• _Prompt_:
Check every line below for the word "instalaciones" and show those that hold it.

• _Rows from a dataset_:
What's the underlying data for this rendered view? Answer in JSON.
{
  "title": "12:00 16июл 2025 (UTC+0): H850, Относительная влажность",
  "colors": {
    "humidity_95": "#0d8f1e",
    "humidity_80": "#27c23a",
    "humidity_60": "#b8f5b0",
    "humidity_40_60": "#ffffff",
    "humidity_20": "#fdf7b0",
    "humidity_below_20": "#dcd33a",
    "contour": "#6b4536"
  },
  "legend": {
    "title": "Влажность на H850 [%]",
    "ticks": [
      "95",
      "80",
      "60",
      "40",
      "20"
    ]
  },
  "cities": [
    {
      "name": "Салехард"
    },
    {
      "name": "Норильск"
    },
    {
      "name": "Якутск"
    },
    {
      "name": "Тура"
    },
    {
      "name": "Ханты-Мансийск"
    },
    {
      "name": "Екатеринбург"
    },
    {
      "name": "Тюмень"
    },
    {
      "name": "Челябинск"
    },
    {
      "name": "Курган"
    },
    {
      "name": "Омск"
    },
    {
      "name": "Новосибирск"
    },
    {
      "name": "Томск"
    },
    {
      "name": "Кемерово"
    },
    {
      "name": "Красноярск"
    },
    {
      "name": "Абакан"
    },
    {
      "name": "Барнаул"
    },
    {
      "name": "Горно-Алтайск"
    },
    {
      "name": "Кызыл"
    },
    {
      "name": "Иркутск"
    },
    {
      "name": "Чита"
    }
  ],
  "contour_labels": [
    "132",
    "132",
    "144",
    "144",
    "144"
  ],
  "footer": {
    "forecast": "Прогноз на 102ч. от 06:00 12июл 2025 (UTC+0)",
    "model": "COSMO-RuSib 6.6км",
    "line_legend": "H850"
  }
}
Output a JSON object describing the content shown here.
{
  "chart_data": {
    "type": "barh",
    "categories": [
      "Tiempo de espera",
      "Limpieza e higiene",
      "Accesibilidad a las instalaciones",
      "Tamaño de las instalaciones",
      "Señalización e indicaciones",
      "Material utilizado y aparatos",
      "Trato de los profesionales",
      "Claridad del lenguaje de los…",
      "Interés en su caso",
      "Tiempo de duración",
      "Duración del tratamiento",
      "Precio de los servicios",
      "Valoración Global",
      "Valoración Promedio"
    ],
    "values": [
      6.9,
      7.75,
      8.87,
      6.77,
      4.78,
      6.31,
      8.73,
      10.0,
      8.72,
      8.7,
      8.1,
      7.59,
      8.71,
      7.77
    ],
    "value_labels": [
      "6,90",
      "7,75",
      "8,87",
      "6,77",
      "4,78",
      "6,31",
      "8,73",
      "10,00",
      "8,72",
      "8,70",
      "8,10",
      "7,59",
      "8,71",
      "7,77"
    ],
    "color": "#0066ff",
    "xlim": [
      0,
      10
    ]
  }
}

• _Solution_:
      "Accesibilidad a las instalaciones",
      "Tamaño de las instalaciones",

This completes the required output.